Conference » Teaching & Learning Award
2nd Annual McGraw-Hill and Magna Publications Scholarly Work on Teaching and Learning Award
Announcement
Magna Publications and McGraw-Hill are pleased to announce the continuation of an award to recognize an exemplary scholarly article on teaching and learning. The award along with a $1,000 stipend will be presented to the article’s author or authors at the 2010 Teaching Professor Conference, May 21-23 in Cambridge, MA. See the guidelines below for submission and nomination procedures, criteria, and other award information.
Submissions
- Articles published in a pedagogical periodical (discipline specific such as the Journal of Chemical Education, Teaching of Psychology, or Communication Education or cross-disciplinary publications such as College Teaching) or other higher education publication will be considered.
- The piece of scholarship may address any topic related to college-level teaching and learning. Preference will not be given to a particular kind of scholarship. It may be a research report (quantitative or qualitative), a piece that describes development and/or implementation of a new teaching strategy or assignment, an article that offers advice based on research, experience or both, an inspirational essay or article that argues a point (like taking a position against grading on a curve).
- Articles must be at least 1,500 words and published since 2007. In-press work is not appropriate.
- Submissions may be self-nominated by author(s) or nominated by readers (in this case the author will be contacted and asked if he/she/ they is/are willing to have the article considered for the award.)
- An electronic link to the article must be included with each nomination. Paper copies are not acceptable.
- Submit the following information: authors name(s) with contact information for at least one of the authors, the article title, the journal name, volume, issue number and date of publication and the electronic link to the article to MaryAnn Mlekush, mmlekush@magnapubs.com.
- Submissions due: January 31, 2010. (Submissions before the deadline welcome).
Review procedures
- Articles will be blind reviewed by a panel, including published authors, editors, and faculty familiar with the pedagogical literature.
Criteria
- Potential to positively impact the instructional practice of the college teaching community
- Depth of scholarly insight (relevant research question, detailed analysis, provocative, reflective)

→ **INFORMATION SUPPLIED**
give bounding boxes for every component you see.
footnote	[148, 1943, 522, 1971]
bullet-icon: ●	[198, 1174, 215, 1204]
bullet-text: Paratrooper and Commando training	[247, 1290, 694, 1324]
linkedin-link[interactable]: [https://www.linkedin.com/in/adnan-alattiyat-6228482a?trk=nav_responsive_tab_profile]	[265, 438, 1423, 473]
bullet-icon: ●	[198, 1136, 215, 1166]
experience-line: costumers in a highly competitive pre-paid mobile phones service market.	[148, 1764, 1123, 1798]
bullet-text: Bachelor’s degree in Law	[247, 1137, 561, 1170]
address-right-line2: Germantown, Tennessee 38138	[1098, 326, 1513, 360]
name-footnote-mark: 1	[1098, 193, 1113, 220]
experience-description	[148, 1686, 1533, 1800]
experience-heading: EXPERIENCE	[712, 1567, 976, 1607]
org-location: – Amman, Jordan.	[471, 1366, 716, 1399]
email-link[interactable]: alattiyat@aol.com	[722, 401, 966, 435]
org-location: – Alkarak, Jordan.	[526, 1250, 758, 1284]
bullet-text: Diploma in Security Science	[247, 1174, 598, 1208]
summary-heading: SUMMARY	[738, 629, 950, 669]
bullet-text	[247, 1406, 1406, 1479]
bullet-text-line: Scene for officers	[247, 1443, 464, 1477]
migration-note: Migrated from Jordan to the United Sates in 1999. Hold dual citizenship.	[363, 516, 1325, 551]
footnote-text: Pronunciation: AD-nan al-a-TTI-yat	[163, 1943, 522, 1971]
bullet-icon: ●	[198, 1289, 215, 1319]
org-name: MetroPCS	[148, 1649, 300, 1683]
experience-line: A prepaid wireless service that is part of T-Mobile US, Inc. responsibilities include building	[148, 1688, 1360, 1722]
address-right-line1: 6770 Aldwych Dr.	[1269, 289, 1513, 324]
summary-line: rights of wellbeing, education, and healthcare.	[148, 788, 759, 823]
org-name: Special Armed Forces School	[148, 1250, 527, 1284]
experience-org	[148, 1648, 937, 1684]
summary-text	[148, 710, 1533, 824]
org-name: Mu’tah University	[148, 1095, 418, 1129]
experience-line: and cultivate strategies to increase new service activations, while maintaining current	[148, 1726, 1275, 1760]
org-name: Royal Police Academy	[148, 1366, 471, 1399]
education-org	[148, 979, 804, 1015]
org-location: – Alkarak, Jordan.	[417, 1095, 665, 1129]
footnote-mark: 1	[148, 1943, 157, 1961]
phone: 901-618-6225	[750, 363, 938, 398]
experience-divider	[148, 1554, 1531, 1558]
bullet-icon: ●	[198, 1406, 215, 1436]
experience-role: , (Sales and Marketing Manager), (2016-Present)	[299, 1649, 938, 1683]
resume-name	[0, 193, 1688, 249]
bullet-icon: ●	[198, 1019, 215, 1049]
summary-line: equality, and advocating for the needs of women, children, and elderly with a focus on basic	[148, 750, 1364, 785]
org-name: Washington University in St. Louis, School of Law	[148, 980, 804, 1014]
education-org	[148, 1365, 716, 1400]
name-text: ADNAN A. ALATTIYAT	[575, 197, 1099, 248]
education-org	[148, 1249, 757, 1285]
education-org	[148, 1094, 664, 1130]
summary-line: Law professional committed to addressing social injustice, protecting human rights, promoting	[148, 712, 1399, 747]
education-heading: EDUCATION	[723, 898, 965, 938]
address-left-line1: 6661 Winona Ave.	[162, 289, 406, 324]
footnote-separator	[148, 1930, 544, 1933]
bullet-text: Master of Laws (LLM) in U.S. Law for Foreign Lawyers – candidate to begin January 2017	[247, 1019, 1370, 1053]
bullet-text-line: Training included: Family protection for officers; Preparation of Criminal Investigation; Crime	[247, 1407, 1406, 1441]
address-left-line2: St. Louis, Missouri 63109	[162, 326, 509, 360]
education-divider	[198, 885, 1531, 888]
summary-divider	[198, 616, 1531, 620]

→ **EXPLORE THE MATERIAL**
1. Answer these questions from the award announcement text:
(a) What stipend comes with the award?
(b) What minimum length must a submitted article have, and since when must it have been published?
(c) Who makes up the panel that reviews the articles?
2. Quote the stretch of the award announcement text from "- Submissions may" through "the pedagogical literature.".
3. Continue the teaching and learning award announcement from the point where it ends.

→ **RESPONSES**
1.
(a) $1,000.
(b) At least 1,500 words, published since 2007.
(c) Published authors, editors, and faculty familiar with the pedagogical literature.

2.
- Submissions may be self-nominated by author(s) or nominated by readers (in this case the author will be contacted and asked if he/she/ they is/are willing to have the article considered for the award.)
- An electronic link to the article must be included with each nomination. Paper copies are not acceptable.
- Submit the following information: authors name(s) with contact information for at least one of the authors, the article title, the journal name, volume, issue number and date of publication and the electronic link to the article to MaryAnn Mlekush, mmlekush@magnapubs.com.
- Submissions due: January 31, 2010. (Submissions before the deadline welcome).
Review procedures
- Articles will be blind reviewed by a panel, including published authors, editors, and faculty familiar with the pedagogical literature.

3.
- Well grounded in relevant pedagogical literature
- Appropriate method of analysis (be it quantitative, qualitative or reflective practice)
- Well written, easy to read, engaging, well organized, succinct
- Extends research findings and current notions of best instructional practices
Award
- $1,000 stipend given to the author or shared if there are multiple authors
- Award made at the 2010 Teaching Professor Conference
- Dissemination of the winning scholarship at The Teaching Professor Conference, in The Teaching Professor newsletter, The Teaching Professor Blog and beyond
For additional information, contact: MaryAnn Mlekush: mmlekush@magnapubs.com or 608-227-8138.
2009 Winner
Diaz, A., J., Middendorf, J., Pace, D., and Shopkow, L. (2008). The history learning project: A department decodes its students. Journal of American History, 94 (4), 1211-1224.
2009 Finalists (listed in alphabetical order)
Hawk, T. F., and Lyons, P. R. (2008). Please don’t give up on me: When faculty fail to care. Journal of Management Education, 32 (3), 316-338.
Hayes-Bohanan, P., and Spievak, E. (2008). You can lead students to sources, but can you make them think? Journal of College and Undergraduate Libraries, 15 (1-2), 173-210.
Lerner, N., Craig, J., and Poe, M. (2008). Innovation across the curriculum: Three case studies in teaching science and engineering communication. IEEE Transactions on Professional Communication, 51 (3), 280-301.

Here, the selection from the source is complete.